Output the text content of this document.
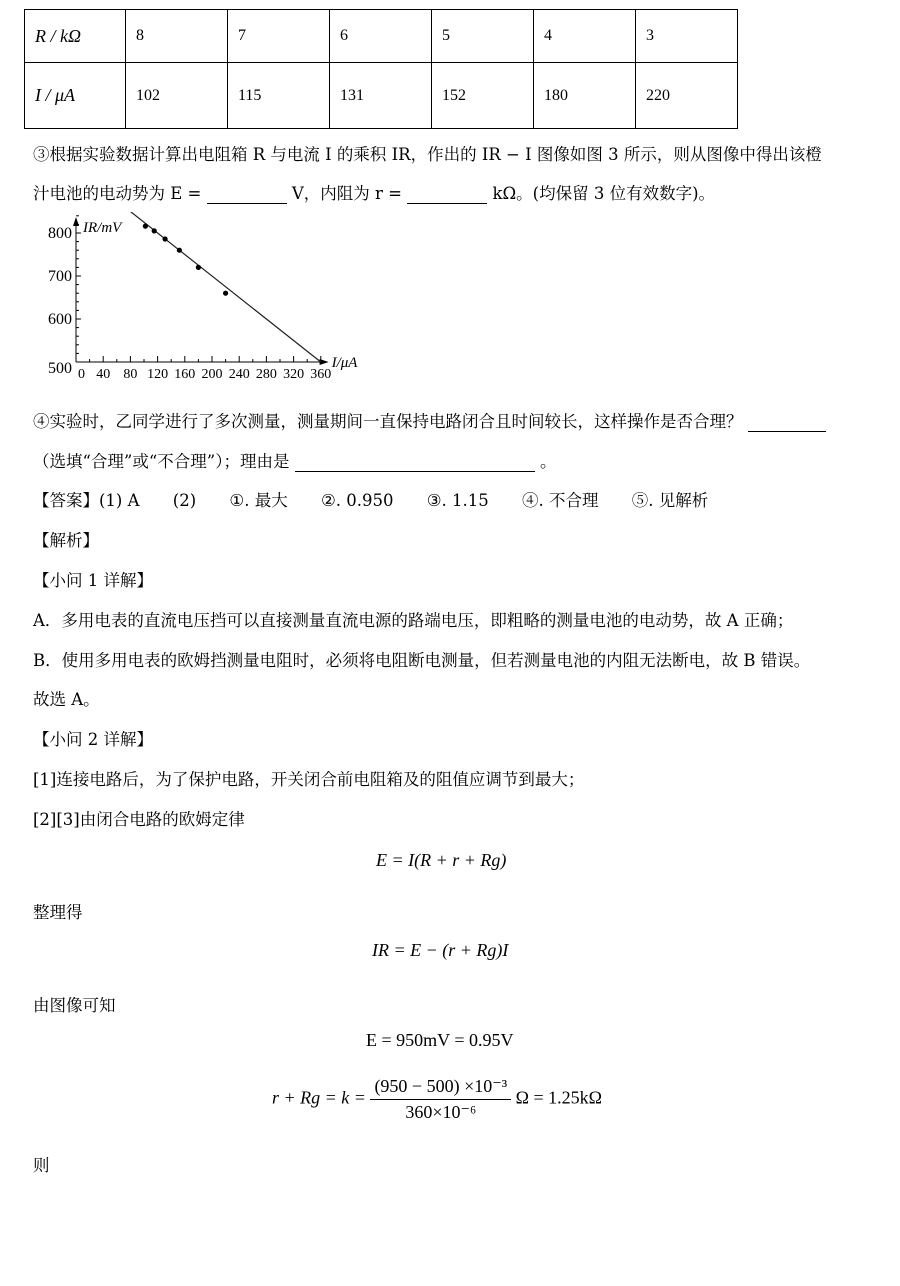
R / kΩ	8	7	6	5	4	3
I / μA	102	115	131	152	180	220
③根据实验数据计算出电阻箱 R 与电流 I 的乘积 IR，作出的 IR − I 图像如图 3 所示，则从图像中得出该橙
汁电池的电动势为 E =	V，内阻为 r =	kΩ。(均保留 3 位有效数字)。
IR/mV
I/μA
800
700
600
500 0 40 80 120 160 200 240 280 320 360
④实验时，乙同学进行了多次测量，测量期间一直保持电路闭合且时间较长，这样操作是否合理？
（选填“合理”或“不合理”）；理由是	。
【答案】(1) A (2) ①. 最大 ②. 0.950 ③. 1.15 ④. 不合理 ⑤. 见解析
【解析】
【小问 1 详解】
A．多用电表的直流电压挡可以直接测量直流电源的路端电压，即粗略的测量电池的电动势，故 A 正确；
B．使用多用电表的欧姆挡测量电阻时，必须将电阻断电测量，但若测量电池的内阻无法断电，故 B 错误。
故选 A。
【小问 2 详解】
[1]连接电路后，为了保护电路，开关闭合前电阻箱及的阻值应调节到最大；
[2][3]由闭合电路的欧姆定律
E = I(R + r + Rg)
整理得
IR = E − (r + Rg)I
由图像可知
E = 950mV = 0.95V
$r + Rg = k = \frac{\text{(950 − 500) ×10⁻³}}{\text{360×10⁻⁶}}$ Ω = 1.25kΩ
则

▸ Your goal: Copy each line of the records above that carries the word "text".

▸ Result of the exercise:
Output the text content of this document.
$r + Rg = k = \frac{\text{(950 − 500) ×10⁻³}}{\text{360×10⁻⁶}}$ Ω = 1.25kΩ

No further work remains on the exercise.